Given problem:
Every line below that holds the string "level" should be copied out.

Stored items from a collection

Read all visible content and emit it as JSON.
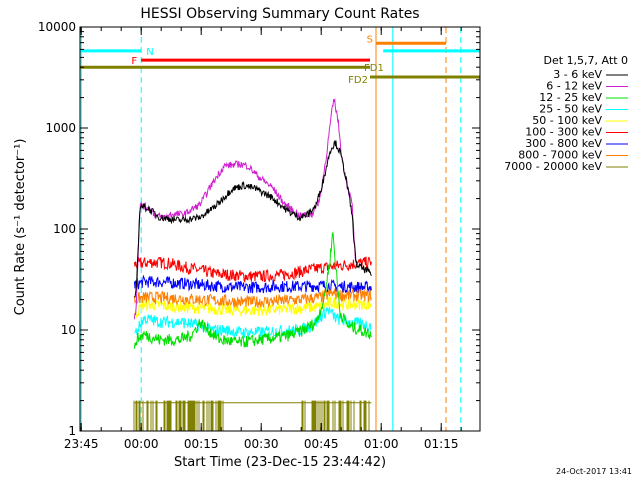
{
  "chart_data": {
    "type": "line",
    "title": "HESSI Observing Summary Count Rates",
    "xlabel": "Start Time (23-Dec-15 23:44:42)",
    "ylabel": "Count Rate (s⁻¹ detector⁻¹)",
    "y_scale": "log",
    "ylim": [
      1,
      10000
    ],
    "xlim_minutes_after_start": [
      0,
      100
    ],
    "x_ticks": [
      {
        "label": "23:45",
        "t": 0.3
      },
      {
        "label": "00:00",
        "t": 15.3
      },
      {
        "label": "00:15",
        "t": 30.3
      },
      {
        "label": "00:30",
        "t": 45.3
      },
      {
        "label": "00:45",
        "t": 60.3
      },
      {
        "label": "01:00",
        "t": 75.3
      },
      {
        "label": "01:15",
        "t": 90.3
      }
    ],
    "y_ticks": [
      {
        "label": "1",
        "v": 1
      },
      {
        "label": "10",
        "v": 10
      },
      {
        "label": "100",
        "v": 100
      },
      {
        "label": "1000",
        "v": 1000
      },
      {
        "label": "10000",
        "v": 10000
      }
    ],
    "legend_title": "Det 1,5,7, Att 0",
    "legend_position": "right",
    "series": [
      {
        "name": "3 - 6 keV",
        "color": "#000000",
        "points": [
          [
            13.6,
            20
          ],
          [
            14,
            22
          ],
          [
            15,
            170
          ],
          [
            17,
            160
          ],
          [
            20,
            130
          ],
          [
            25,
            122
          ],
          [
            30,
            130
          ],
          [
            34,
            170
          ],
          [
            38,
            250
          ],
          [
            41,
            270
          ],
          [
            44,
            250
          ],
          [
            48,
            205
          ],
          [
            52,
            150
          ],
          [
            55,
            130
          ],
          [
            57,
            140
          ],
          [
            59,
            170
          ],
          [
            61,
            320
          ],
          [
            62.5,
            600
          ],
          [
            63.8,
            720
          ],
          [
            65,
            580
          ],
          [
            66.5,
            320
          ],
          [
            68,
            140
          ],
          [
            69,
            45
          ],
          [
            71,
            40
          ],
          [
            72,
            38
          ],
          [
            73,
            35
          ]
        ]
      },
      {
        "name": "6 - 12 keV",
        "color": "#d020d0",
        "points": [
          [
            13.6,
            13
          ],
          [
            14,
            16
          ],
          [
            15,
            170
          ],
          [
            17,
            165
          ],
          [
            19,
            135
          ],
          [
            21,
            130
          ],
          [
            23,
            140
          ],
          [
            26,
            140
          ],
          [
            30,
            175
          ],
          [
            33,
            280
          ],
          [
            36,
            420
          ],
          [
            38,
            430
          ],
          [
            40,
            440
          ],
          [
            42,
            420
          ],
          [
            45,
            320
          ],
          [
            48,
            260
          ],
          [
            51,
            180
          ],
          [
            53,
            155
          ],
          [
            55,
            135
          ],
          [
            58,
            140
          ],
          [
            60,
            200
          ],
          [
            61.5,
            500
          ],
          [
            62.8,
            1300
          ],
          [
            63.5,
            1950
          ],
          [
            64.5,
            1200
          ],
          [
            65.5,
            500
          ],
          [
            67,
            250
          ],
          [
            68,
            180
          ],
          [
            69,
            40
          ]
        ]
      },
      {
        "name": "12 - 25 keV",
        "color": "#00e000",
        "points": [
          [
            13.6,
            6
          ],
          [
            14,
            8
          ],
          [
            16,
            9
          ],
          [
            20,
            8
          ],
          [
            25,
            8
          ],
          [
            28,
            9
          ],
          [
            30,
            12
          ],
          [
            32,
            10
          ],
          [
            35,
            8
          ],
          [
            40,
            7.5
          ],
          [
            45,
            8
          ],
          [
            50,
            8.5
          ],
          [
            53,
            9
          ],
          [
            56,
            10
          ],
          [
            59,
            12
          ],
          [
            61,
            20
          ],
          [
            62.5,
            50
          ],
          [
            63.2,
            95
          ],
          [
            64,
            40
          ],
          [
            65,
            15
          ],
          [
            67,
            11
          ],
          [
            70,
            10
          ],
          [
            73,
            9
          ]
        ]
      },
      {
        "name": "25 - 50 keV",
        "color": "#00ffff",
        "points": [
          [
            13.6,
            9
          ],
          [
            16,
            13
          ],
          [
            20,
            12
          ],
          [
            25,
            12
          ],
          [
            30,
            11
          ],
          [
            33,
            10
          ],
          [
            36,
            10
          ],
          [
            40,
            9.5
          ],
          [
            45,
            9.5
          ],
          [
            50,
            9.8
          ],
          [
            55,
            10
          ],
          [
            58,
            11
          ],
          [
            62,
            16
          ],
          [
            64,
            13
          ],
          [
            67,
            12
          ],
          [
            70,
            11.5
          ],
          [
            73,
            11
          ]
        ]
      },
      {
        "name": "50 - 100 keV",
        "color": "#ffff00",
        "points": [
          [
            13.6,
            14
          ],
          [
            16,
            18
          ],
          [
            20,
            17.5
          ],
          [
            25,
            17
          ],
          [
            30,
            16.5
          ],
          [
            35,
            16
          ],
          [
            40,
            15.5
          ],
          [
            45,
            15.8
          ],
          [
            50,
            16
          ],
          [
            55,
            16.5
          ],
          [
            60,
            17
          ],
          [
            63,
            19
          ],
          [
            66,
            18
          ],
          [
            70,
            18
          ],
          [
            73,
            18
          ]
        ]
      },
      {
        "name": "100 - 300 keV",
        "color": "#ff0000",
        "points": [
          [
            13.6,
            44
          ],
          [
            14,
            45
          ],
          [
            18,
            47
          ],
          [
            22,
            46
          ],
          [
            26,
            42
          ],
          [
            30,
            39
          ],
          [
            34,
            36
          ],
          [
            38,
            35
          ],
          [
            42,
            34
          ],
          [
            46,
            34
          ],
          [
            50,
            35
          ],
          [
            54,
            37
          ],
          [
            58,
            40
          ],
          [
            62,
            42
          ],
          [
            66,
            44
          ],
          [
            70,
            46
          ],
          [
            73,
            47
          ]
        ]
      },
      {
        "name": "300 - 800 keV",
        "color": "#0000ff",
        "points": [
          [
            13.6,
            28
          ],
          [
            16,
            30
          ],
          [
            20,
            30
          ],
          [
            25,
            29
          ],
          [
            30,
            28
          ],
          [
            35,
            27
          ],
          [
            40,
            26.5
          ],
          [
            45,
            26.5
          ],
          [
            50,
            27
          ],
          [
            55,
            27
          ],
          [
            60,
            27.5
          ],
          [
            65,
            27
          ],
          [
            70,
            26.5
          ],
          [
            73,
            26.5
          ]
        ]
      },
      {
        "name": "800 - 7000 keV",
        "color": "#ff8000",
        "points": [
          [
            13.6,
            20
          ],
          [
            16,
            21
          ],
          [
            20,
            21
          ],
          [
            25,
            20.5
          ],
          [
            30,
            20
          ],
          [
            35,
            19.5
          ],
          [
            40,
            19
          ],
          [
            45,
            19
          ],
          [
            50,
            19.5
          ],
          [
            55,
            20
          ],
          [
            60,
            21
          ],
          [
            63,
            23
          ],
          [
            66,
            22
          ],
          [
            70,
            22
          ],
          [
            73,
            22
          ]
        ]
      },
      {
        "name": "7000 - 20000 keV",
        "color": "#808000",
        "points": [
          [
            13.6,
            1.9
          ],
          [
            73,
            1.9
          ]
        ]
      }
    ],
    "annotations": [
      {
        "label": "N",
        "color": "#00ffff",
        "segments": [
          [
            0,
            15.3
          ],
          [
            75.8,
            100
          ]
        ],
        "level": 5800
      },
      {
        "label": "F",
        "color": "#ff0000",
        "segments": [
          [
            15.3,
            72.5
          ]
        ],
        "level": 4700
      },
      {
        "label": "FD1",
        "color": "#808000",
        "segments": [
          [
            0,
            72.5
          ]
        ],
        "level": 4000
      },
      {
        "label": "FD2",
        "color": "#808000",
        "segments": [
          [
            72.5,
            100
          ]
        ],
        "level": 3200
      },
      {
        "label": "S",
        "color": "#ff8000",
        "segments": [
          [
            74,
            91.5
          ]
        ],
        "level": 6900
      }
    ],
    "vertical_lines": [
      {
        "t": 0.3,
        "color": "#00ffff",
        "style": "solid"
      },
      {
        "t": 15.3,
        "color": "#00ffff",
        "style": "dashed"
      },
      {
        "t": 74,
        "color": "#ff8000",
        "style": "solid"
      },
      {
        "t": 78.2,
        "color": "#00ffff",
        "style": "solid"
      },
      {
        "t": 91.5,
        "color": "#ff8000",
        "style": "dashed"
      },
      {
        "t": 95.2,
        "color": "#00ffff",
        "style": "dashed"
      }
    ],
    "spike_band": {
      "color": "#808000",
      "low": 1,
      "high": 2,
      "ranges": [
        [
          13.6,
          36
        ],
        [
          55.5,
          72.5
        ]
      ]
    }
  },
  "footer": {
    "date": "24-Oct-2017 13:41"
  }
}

Answer below:
        "level": 5800
        "level": 4700
        "level": 4000
        "level": 3200
        "level": 6900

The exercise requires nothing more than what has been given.